__Your goal__. Which lines hold the word "right"? Show each of them.

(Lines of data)
-----
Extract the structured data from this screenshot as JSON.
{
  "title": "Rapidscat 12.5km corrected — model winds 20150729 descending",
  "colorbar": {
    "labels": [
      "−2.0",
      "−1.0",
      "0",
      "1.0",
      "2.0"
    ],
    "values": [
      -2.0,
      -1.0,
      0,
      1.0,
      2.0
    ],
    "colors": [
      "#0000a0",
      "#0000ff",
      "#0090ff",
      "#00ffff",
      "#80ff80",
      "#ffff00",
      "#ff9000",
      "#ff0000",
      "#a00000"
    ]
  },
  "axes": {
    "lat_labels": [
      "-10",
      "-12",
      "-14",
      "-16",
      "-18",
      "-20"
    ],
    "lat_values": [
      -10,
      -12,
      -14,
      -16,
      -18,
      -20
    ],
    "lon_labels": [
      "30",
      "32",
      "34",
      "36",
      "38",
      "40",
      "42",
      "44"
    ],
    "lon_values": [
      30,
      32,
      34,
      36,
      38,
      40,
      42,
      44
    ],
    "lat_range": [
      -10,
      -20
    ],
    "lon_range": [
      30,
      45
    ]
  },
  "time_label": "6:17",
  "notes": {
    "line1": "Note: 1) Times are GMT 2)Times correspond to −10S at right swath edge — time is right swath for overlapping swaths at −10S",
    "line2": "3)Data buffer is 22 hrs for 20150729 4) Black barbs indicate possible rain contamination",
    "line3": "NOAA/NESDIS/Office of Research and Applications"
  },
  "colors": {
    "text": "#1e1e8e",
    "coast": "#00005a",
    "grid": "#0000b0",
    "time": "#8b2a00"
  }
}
-----
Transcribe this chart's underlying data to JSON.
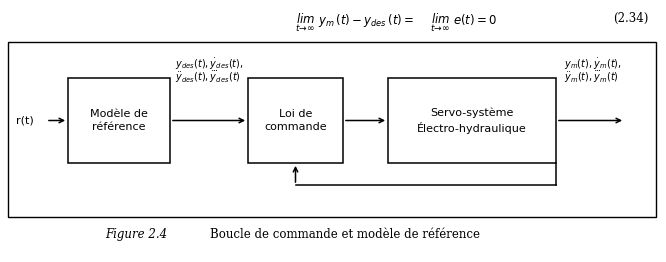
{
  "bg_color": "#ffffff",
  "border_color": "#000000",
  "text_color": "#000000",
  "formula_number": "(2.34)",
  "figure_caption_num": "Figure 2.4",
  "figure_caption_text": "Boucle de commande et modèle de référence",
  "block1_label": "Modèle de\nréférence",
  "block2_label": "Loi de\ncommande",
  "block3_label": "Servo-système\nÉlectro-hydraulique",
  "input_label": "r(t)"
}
-----
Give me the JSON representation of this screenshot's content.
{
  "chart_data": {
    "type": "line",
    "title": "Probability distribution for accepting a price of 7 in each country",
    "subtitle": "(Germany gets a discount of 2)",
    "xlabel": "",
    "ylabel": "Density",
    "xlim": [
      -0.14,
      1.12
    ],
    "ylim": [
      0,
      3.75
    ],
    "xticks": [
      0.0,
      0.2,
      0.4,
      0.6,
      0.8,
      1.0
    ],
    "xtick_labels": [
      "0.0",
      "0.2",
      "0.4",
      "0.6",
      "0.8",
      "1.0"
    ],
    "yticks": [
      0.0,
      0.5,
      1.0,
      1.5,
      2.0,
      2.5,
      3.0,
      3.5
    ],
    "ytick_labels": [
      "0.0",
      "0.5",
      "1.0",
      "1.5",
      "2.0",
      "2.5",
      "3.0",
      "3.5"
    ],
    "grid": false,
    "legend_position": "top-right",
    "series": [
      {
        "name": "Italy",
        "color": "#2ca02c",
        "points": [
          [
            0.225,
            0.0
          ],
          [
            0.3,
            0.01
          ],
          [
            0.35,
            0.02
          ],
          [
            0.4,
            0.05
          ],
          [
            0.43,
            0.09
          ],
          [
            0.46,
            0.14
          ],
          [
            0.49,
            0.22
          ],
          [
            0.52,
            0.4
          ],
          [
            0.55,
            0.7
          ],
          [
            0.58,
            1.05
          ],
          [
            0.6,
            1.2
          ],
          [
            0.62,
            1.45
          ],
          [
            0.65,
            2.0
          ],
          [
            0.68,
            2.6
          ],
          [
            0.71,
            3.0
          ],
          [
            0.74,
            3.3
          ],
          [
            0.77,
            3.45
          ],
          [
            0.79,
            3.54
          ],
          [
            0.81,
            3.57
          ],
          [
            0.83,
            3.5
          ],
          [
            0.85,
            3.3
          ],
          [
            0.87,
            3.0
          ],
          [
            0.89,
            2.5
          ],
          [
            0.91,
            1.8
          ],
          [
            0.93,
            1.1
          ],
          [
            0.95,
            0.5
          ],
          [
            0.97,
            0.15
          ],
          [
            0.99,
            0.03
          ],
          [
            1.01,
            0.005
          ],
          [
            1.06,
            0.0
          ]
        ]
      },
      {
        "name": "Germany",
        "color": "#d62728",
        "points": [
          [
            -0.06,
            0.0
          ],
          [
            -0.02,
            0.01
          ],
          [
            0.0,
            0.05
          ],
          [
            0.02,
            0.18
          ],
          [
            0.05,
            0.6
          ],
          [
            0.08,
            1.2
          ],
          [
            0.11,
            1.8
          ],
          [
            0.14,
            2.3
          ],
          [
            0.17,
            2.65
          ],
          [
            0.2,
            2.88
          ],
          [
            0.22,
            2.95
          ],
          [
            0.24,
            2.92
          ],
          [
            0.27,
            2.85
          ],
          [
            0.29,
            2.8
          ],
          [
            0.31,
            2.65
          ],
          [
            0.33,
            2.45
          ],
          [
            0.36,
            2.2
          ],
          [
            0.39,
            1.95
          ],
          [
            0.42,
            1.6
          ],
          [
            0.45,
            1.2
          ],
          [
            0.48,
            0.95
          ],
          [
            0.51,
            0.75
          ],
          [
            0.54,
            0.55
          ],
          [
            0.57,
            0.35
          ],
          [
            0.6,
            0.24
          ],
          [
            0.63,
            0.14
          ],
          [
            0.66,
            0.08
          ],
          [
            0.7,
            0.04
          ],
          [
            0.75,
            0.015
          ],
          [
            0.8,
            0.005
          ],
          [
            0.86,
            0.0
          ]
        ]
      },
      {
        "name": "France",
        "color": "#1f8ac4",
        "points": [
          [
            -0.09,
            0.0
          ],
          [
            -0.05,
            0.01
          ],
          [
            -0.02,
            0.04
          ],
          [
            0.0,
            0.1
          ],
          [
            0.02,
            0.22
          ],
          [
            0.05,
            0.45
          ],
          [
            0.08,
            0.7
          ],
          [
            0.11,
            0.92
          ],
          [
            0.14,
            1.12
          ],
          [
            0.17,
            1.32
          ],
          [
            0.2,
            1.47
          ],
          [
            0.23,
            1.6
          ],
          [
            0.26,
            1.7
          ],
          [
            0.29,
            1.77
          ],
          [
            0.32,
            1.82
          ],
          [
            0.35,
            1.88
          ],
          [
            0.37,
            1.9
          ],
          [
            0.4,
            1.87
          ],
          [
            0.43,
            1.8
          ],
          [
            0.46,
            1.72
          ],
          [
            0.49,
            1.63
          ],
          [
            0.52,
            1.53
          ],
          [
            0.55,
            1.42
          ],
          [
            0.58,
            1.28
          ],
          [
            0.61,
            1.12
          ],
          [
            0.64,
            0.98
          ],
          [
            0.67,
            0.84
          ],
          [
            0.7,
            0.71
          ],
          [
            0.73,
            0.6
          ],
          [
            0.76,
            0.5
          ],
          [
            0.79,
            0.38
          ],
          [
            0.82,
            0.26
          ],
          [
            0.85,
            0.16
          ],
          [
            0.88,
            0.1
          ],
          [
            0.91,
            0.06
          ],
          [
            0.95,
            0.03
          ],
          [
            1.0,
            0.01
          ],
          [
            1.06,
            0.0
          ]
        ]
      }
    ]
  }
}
-----
__Response to this task__.
    "line1": "Note: 1) Times are GMT 2)Times correspond to −10S at right swath edge — time is right swath for overlapping swaths at −10S",
    "legend_position": "top-right",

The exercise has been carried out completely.